FIG. 8 is another sectional view of the upper cover, the movable member, and the mounting component in an assembled state according to an embodiment of the present disclosure from another angle.

Labels in the drawings:

• • 1. Spray device; 2. Device body; 21. Cover plate; 211. Through hole; 212. Limiting protrusion; 213. Buckle protrusion; 214. First buckle groove; 22. Housing; 221. Second opening; 222. Mist generation chamber; 223. Installation space; 224. First buckle member; 29. mist generating unite; 23. Second mating portion; 3. Movable member; 31. First spherical surface; 32. Mist channel; 321. Mist outlet; 322. Inlet; 33. Limiting edge; 34. Control handle; 4. Installation cavity; 41. Second spherical surface; 42. Limiting face; 5. Installation member; 51. Connecting portion; 511. Connecting hole; 52. Limiting groove; 521. Guidance groove; 522. Buckle slot; 523. Clearance groove; 524. Mating groove; 53. First mating portion; 8. Upper cover; X. Axial direction; Y. Circumferential direction.

DESCRIPTION OF EMBODIMENTS

The following is a more detailed description of the present disclosure in conjunction with the drawings and embodiments. It should be particularly noted that the following embodiments are intended to illustrate the present disclosure and do not limit its scope. Similarly, the embodiments provided below are only part of the implementations of the present disclosure, not all of them. Any other embodiments obtained by a person of ordinary skill in the art without making creative efforts are within the protection scope of the present disclosure.

Layout element annotations
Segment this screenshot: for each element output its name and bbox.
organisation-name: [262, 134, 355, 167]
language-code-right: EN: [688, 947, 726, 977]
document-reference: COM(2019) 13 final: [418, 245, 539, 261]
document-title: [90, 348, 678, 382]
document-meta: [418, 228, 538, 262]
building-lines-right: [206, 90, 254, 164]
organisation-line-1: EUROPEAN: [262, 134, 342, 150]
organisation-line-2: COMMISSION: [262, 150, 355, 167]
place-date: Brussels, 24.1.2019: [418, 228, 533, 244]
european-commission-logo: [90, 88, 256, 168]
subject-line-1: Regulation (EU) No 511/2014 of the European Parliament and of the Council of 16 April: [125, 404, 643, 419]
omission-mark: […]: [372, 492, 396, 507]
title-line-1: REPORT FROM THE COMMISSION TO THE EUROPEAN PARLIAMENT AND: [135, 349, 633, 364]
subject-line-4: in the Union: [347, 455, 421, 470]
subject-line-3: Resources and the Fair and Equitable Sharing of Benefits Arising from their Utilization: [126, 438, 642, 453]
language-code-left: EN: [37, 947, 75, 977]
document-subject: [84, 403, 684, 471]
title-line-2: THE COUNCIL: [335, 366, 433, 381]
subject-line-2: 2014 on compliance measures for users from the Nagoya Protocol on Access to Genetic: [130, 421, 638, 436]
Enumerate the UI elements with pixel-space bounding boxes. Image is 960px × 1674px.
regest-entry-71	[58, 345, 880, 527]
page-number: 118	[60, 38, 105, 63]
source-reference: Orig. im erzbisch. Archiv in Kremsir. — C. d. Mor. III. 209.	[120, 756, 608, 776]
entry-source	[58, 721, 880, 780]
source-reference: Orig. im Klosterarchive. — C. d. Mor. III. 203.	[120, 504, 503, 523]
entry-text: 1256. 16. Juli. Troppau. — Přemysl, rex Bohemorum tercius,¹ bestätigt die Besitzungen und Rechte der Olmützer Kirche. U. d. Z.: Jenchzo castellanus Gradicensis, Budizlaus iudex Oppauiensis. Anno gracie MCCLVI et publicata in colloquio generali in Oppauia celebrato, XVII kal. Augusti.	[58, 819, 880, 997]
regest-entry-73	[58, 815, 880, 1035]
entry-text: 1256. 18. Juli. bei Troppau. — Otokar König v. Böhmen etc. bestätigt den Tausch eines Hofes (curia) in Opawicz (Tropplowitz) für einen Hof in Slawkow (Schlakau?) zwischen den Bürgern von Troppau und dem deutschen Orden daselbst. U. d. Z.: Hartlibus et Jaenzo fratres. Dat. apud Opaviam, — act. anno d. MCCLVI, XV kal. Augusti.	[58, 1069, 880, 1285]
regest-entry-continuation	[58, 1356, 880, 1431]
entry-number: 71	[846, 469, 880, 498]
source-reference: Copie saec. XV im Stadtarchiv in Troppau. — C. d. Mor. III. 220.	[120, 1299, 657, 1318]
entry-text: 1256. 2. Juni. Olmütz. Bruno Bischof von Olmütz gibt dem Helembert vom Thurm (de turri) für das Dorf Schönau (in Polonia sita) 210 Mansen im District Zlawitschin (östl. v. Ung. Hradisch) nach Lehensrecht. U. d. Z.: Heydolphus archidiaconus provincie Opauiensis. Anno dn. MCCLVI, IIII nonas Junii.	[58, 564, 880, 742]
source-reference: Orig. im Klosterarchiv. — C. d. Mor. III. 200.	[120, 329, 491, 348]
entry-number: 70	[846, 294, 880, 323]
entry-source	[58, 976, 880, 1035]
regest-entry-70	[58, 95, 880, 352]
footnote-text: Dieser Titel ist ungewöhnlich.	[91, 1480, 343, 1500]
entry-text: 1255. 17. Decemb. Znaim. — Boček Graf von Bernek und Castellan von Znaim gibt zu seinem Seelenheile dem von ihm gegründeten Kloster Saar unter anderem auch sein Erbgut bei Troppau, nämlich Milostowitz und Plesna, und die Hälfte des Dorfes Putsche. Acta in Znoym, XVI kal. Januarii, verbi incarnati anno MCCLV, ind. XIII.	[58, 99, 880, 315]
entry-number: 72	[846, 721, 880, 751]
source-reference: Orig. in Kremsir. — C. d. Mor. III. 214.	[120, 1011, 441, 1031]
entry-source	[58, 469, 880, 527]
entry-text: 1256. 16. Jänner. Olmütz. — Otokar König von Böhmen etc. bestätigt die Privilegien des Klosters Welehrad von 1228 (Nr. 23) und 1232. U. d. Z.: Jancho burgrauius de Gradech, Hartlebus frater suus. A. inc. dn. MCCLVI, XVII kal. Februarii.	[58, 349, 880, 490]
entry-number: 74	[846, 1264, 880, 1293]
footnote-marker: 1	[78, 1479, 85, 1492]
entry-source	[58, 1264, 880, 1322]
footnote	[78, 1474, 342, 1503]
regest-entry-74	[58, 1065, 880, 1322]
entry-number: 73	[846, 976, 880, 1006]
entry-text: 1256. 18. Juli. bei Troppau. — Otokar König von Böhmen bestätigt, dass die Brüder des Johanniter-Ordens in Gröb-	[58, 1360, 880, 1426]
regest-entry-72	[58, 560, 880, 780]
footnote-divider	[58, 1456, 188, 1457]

§ **Prompt 1**:
From the drawing labels in the spray device extract, list every part whose name ends in the word "groove", along with its reference number.
§ **Prompt 2**:
Put the lines of the listing from its first line through the line containing "document-title: [90, 348, 678, 382]" into a numbered list.

§ **Full answer 1**:
214. First buckle groove
52. Limiting groove
521. Guidance groove
523. Clearance groove
524. Mating groove

§ **Full answer 2**:
1. Segment this screenshot: for each element output its name and bbox.
2. organisation-name: [262, 134, 355, 167]
3. language-code-right: EN: [688, 947, 726, 977]
4. document-reference: COM(2019) 13 final: [418, 245, 539, 261]
5. document-title: [90, 348, 678, 382]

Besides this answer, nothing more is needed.